Information shown:
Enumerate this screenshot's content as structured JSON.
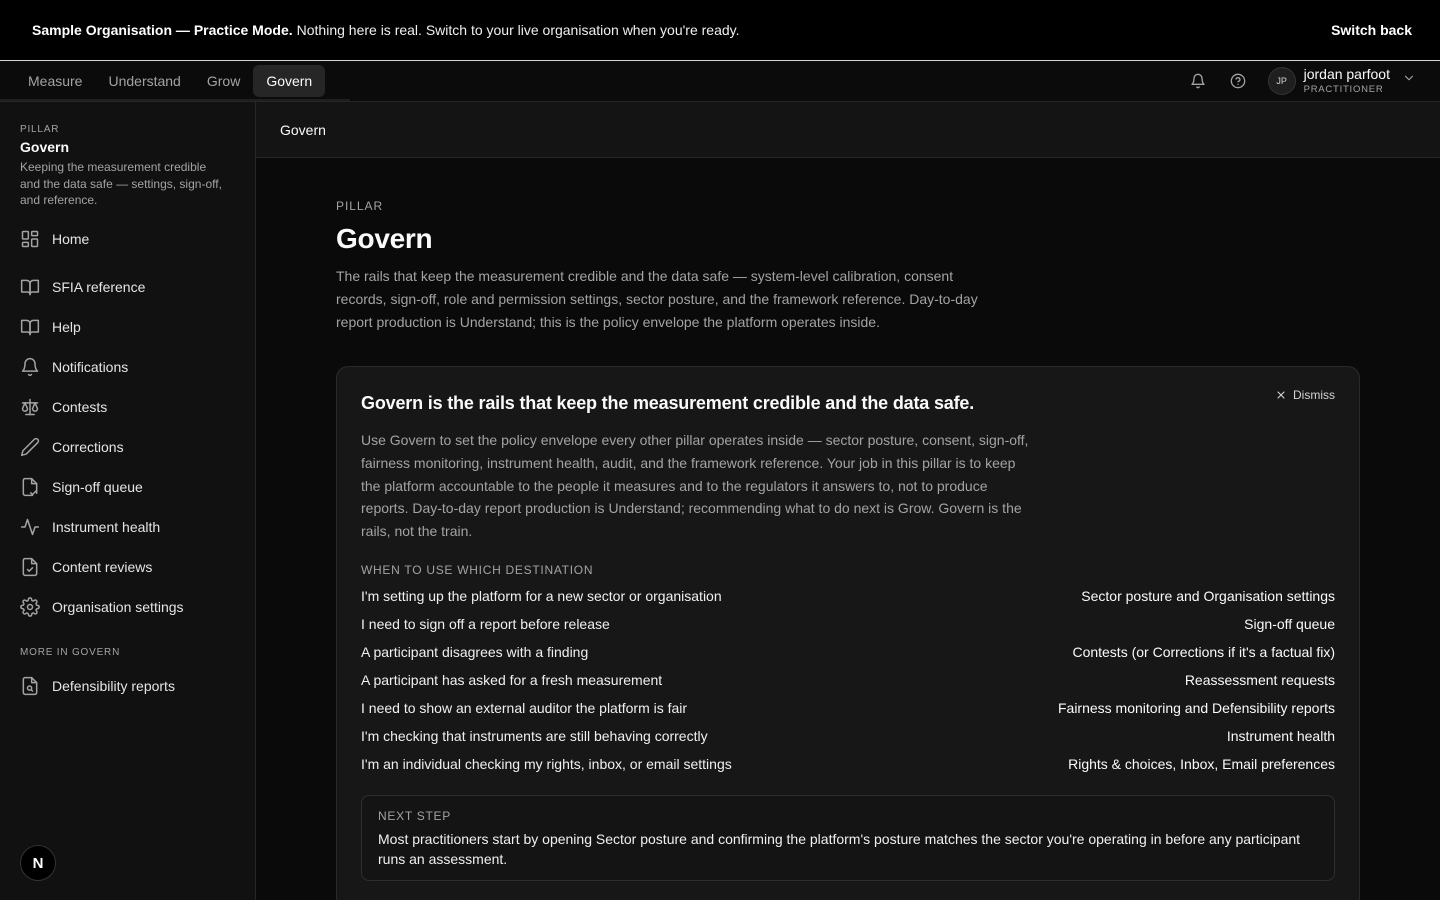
{
  "banner": {
    "title": "Sample Organisation — Practice Mode.",
    "message": "Nothing here is real. Switch to your live organisation when you're ready.",
    "switch_label": "Switch back"
  },
  "topnav": {
    "tabs": [
      {
        "label": "Measure"
      },
      {
        "label": "Understand"
      },
      {
        "label": "Grow"
      },
      {
        "label": "Govern",
        "active": true
      }
    ],
    "user": {
      "initials": "JP",
      "name": "jordan parfoot",
      "role": "PRACTITIONER"
    }
  },
  "sidebar": {
    "eyebrow": "PILLAR",
    "title": "Govern",
    "description": "Keeping the measurement credible and the data safe — settings, sign-off, and reference.",
    "items": [
      {
        "label": "Home",
        "icon": "dashboard-grid-icon"
      },
      {
        "label": "SFIA reference",
        "icon": "book-icon"
      },
      {
        "label": "Help",
        "icon": "book-icon"
      },
      {
        "label": "Notifications",
        "icon": "bell-icon"
      },
      {
        "label": "Contests",
        "icon": "scales-icon"
      },
      {
        "label": "Corrections",
        "icon": "pencil-icon"
      },
      {
        "label": "Sign-off queue",
        "icon": "file-signature-icon"
      },
      {
        "label": "Instrument health",
        "icon": "activity-pulse-icon"
      },
      {
        "label": "Content reviews",
        "icon": "file-review-icon"
      },
      {
        "label": "Organisation settings",
        "icon": "gear-icon"
      }
    ],
    "more_heading": "MORE IN GOVERN",
    "more_items": [
      {
        "label": "Defensibility reports",
        "icon": "file-search-icon"
      }
    ],
    "logo_letter": "N"
  },
  "breadcrumb": {
    "current": "Govern"
  },
  "main": {
    "eyebrow": "PILLAR",
    "title": "Govern",
    "lead": "The rails that keep the measurement credible and the data safe — system-level calibration, consent records, sign-off, role and permission settings, sector posture, and the framework reference. Day-to-day report production is Understand; this is the policy envelope the platform operates inside."
  },
  "card": {
    "title": "Govern is the rails that keep the measurement credible and the data safe.",
    "dismiss_label": "Dismiss",
    "body": "Use Govern to set the policy envelope every other pillar operates inside — sector posture, consent, sign-off, fairness monitoring, instrument health, audit, and the framework reference. Your job in this pillar is to keep the platform accountable to the people it measures and to the regulators it answers to, not to produce reports. Day-to-day report production is Understand; recommending what to do next is Grow. Govern is the rails, not the train.",
    "which_heading": "WHEN TO USE WHICH DESTINATION",
    "rows": [
      {
        "situation": "I'm setting up the platform for a new sector or organisation",
        "destination": "Sector posture and Organisation settings"
      },
      {
        "situation": "I need to sign off a report before release",
        "destination": "Sign-off queue"
      },
      {
        "situation": "A participant disagrees with a finding",
        "destination": "Contests (or Corrections if it's a factual fix)"
      },
      {
        "situation": "A participant has asked for a fresh measurement",
        "destination": "Reassessment requests"
      },
      {
        "situation": "I need to show an external auditor the platform is fair",
        "destination": "Fairness monitoring and Defensibility reports"
      },
      {
        "situation": "I'm checking that instruments are still behaving correctly",
        "destination": "Instrument health"
      },
      {
        "situation": "I'm an individual checking my rights, inbox, or email settings",
        "destination": "Rights & choices, Inbox, Email preferences"
      }
    ],
    "next_step": {
      "label": "NEXT STEP",
      "text": "Most practitioners start by opening Sector posture and confirming the platform's posture matches the sector you're operating in before any participant runs an assessment."
    }
  }
}
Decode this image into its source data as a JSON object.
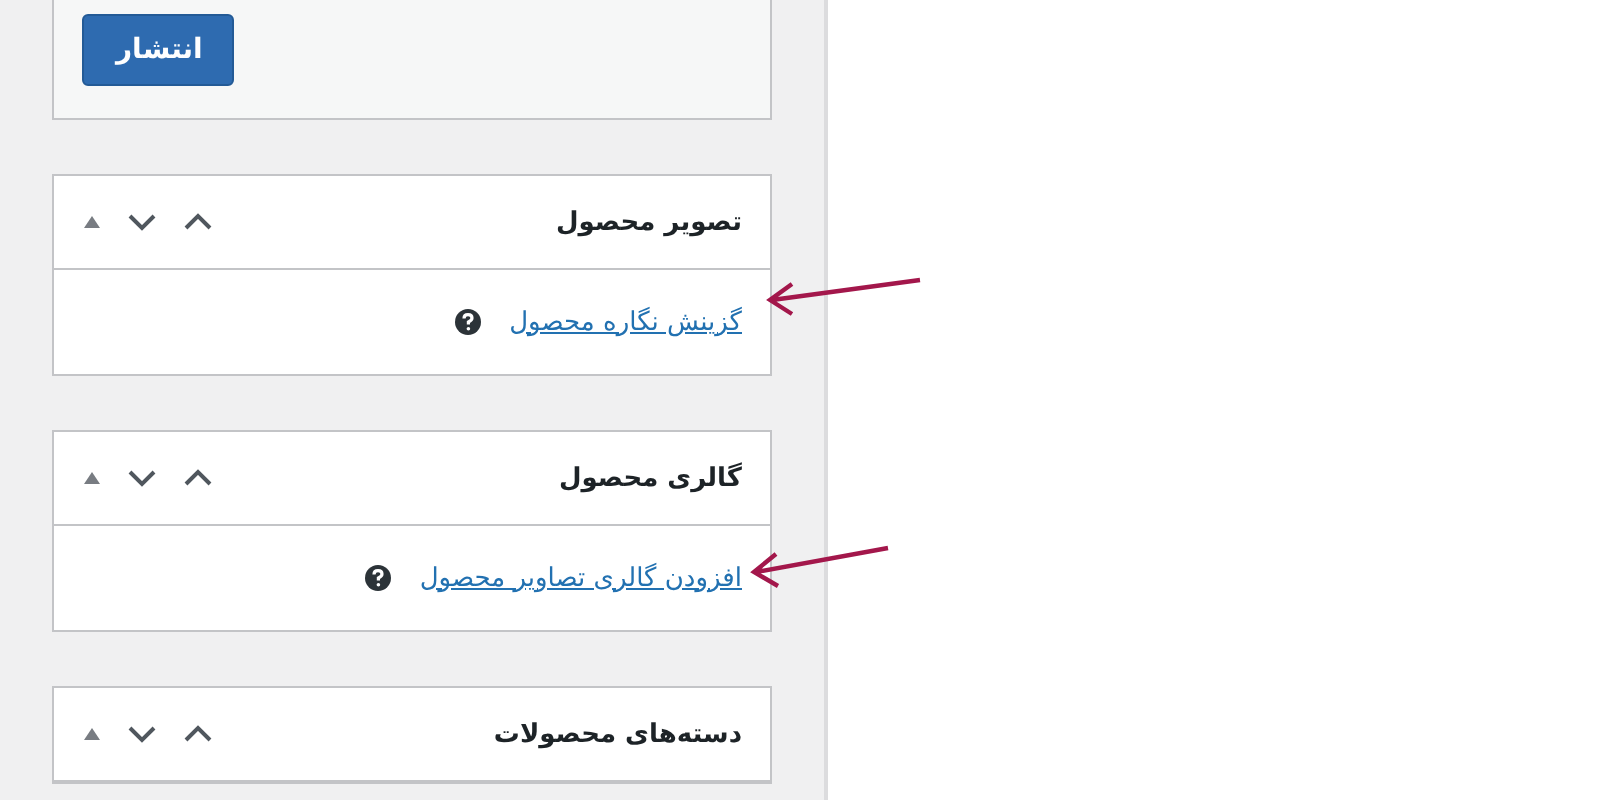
{
  "publish": {
    "button": "انتشار"
  },
  "boxes": [
    {
      "title": "تصویر محصول",
      "link": "گزینش نگاره محصول"
    },
    {
      "title": "گالری محصول",
      "link": "افزودن گالری تصاویر محصول"
    },
    {
      "title": "دسته‌های محصولات"
    }
  ]
}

Written task:
Take the entries shown above and quote them verbatim, passing over the pictures.

Response to the task:
Enumerate this screenshot's content as structured JSON.
{
  "banner": {
    "title": "Sample Organisation — Practice Mode.",
    "message": "Nothing here is real. Switch to your live organisation when you're ready.",
    "switch_label": "Switch back"
  },
  "topnav": {
    "tabs": [
      {
        "label": "Measure"
      },
      {
        "label": "Understand"
      },
      {
        "label": "Grow"
      },
      {
        "label": "Govern",
        "active": true
      }
    ],
    "user": {
      "initials": "JP",
      "name": "jordan parfoot",
      "role": "PRACTITIONER"
    }
  },
  "sidebar": {
    "eyebrow": "PILLAR",
    "title": "Govern",
    "description": "Keeping the measurement credible and the data safe — settings, sign-off, and reference.",
    "items": [
      {
        "label": "Home",
        "icon": "dashboard-grid-icon"
      },
      {
        "label": "SFIA reference",
        "icon": "book-icon"
      },
      {
        "label": "Help",
        "icon": "book-icon"
      },
      {
        "label": "Notifications",
        "icon": "bell-icon"
      },
      {
        "label": "Contests",
        "icon": "scales-icon"
      },
      {
        "label": "Corrections",
        "icon": "pencil-icon"
      },
      {
        "label": "Sign-off queue",
        "icon": "file-signature-icon"
      },
      {
        "label": "Instrument health",
        "icon": "activity-pulse-icon"
      },
      {
        "label": "Content reviews",
        "icon": "file-review-icon"
      },
      {
        "label": "Organisation settings",
        "icon": "gear-icon"
      }
    ],
    "more_heading": "MORE IN GOVERN",
    "more_items": [
      {
        "label": "Defensibility reports",
        "icon": "file-search-icon"
      }
    ],
    "logo_letter": "N"
  },
  "breadcrumb": {
    "current": "Govern"
  },
  "main": {
    "eyebrow": "PILLAR",
    "title": "Govern",
    "lead": "The rails that keep the measurement credible and the data safe — system-level calibration, consent records, sign-off, role and permission settings, sector posture, and the framework reference. Day-to-day report production is Understand; this is the policy envelope the platform operates inside."
  },
  "card": {
    "title": "Govern is the rails that keep the measurement credible and the data safe.",
    "dismiss_label": "Dismiss",
    "body": "Use Govern to set the policy envelope every other pillar operates inside — sector posture, consent, sign-off, fairness monitoring, instrument health, audit, and the framework reference. Your job in this pillar is to keep the platform accountable to the people it measures and to the regulators it answers to, not to produce reports. Day-to-day report production is Understand; recommending what to do next is Grow. Govern is the rails, not the train.",
    "which_heading": "WHEN TO USE WHICH DESTINATION",
    "rows": [
      {
        "situation": "I'm setting up the platform for a new sector or organisation",
        "destination": "Sector posture and Organisation settings"
      },
      {
        "situation": "I need to sign off a report before release",
        "destination": "Sign-off queue"
      },
      {
        "situation": "A participant disagrees with a finding",
        "destination": "Contests (or Corrections if it's a factual fix)"
      },
      {
        "situation": "A participant has asked for a fresh measurement",
        "destination": "Reassessment requests"
      },
      {
        "situation": "I need to show an external auditor the platform is fair",
        "destination": "Fairness monitoring and Defensibility reports"
      },
      {
        "situation": "I'm checking that instruments are still behaving correctly",
        "destination": "Instrument health"
      },
      {
        "situation": "I'm an individual checking my rights, inbox, or email settings",
        "destination": "Rights & choices, Inbox, Email preferences"
      }
    ],
    "next_step": {
      "label": "NEXT STEP",
      "text": "Most practitioners start by opening Sector posture and confirming the platform's posture matches the sector you're operating in before any participant runs an assessment."
    }
  }
}
Decode this image into its source data as a JSON object.
{
  "publish": {
    "button": "انتشار"
  },
  "boxes": [
    {
      "title": "تصویر محصول",
      "link": "گزینش نگاره محصول"
    },
    {
      "title": "گالری محصول",
      "link": "افزودن گالری تصاویر محصول"
    },
    {
      "title": "دسته‌های محصولات"
    }
  ]
}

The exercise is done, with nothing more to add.